● **Task goal**
All lines in the data bearing the string "EDUCATION" should be identified and copied.

● **Supplied records**
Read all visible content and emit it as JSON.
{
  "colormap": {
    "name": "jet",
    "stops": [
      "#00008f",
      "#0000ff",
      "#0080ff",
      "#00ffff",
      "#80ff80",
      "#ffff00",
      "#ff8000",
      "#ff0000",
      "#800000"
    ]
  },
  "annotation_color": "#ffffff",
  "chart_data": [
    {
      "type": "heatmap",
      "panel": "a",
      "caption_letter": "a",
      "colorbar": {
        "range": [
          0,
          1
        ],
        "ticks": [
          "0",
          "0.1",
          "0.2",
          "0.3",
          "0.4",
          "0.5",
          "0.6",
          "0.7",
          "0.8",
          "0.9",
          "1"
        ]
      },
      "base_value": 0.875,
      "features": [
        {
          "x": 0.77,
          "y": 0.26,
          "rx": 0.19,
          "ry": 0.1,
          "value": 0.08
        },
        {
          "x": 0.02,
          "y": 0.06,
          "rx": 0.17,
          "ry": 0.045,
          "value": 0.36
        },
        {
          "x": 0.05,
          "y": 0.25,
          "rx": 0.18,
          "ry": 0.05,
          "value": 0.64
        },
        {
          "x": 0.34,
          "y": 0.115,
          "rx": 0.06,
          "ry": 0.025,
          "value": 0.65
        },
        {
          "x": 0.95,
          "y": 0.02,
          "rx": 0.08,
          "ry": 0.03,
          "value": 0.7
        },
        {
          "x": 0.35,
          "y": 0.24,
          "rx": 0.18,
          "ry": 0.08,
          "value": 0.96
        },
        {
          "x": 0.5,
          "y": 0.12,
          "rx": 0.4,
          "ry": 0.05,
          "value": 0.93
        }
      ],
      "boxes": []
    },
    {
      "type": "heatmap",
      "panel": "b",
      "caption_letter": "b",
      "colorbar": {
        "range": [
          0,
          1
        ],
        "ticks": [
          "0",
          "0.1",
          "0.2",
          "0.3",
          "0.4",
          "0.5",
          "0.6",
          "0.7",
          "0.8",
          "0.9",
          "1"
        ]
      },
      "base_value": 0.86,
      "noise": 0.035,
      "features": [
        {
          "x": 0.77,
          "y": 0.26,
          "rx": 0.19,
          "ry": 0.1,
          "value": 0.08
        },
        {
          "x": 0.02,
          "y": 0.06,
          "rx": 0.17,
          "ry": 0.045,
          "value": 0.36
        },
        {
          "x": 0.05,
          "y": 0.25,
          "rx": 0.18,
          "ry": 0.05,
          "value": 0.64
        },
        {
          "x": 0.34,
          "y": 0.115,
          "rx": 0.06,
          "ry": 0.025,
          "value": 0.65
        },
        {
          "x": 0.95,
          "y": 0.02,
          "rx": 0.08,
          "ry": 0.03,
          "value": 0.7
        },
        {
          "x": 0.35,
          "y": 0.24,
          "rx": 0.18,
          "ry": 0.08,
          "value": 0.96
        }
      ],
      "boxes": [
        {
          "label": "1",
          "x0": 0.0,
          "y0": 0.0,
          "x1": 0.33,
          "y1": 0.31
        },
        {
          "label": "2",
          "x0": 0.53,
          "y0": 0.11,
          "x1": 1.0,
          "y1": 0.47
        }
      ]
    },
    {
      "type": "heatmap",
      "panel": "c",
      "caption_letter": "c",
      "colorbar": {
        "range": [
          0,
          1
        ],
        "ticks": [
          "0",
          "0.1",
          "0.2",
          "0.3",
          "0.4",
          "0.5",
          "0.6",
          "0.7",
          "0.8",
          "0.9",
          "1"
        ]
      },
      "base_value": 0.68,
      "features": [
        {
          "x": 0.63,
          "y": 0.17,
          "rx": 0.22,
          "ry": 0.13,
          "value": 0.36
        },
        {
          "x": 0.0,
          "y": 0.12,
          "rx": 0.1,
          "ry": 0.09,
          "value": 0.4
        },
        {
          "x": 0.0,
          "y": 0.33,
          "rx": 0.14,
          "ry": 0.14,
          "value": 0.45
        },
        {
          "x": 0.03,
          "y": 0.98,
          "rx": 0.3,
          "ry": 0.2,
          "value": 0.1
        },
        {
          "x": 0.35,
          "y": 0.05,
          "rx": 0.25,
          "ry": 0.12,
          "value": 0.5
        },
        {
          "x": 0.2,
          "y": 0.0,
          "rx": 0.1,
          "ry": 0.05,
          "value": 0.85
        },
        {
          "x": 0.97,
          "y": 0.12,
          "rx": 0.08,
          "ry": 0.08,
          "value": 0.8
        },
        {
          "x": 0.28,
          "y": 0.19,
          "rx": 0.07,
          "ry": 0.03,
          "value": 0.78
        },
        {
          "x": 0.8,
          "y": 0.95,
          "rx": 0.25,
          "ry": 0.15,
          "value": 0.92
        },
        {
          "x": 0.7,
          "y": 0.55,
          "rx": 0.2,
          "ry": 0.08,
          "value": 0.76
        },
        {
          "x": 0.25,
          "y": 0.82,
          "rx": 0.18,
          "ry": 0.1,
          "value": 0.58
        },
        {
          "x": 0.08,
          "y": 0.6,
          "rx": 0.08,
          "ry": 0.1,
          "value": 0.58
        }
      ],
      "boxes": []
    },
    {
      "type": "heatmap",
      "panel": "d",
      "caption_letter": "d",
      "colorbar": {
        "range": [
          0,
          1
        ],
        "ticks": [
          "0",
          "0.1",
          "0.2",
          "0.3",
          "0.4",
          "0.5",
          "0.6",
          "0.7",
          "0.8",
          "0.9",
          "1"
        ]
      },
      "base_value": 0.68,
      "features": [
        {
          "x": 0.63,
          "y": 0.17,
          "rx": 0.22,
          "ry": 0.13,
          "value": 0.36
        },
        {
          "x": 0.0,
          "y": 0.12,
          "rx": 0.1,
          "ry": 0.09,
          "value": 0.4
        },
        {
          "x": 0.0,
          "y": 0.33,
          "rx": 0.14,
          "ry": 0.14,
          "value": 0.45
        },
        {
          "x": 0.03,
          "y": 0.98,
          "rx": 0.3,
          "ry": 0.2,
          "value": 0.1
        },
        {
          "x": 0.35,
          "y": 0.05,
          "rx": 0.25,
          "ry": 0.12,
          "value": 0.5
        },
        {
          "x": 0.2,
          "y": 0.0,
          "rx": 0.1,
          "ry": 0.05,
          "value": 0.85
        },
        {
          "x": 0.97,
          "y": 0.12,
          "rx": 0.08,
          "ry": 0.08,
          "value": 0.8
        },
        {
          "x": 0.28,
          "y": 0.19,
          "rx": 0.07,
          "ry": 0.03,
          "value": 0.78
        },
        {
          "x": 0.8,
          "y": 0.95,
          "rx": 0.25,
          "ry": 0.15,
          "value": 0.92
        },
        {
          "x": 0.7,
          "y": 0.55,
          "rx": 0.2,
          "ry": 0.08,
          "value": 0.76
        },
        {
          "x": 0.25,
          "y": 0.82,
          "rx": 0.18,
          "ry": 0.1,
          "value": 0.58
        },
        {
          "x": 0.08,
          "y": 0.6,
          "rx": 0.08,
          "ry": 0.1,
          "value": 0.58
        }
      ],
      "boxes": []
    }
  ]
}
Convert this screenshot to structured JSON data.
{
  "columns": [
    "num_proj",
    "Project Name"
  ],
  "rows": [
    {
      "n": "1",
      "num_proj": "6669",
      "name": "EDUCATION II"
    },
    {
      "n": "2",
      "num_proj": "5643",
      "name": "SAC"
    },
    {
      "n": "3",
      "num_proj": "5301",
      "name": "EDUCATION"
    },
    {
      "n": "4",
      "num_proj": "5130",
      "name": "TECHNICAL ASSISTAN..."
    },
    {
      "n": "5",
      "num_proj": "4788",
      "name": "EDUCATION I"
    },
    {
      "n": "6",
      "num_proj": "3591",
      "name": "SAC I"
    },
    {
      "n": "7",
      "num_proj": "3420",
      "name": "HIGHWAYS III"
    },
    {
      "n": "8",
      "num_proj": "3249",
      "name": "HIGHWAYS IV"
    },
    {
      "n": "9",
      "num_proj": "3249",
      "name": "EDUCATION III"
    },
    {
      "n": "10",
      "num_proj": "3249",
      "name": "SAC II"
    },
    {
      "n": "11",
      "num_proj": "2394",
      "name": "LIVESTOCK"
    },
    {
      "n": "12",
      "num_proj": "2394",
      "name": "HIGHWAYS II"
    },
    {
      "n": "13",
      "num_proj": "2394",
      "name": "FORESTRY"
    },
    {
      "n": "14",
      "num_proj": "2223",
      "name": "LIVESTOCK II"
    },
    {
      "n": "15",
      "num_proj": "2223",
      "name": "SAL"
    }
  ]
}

● **Final answer**
      "name": "EDUCATION II"
      "name": "EDUCATION"
      "name": "EDUCATION I"
      "name": "EDUCATION III"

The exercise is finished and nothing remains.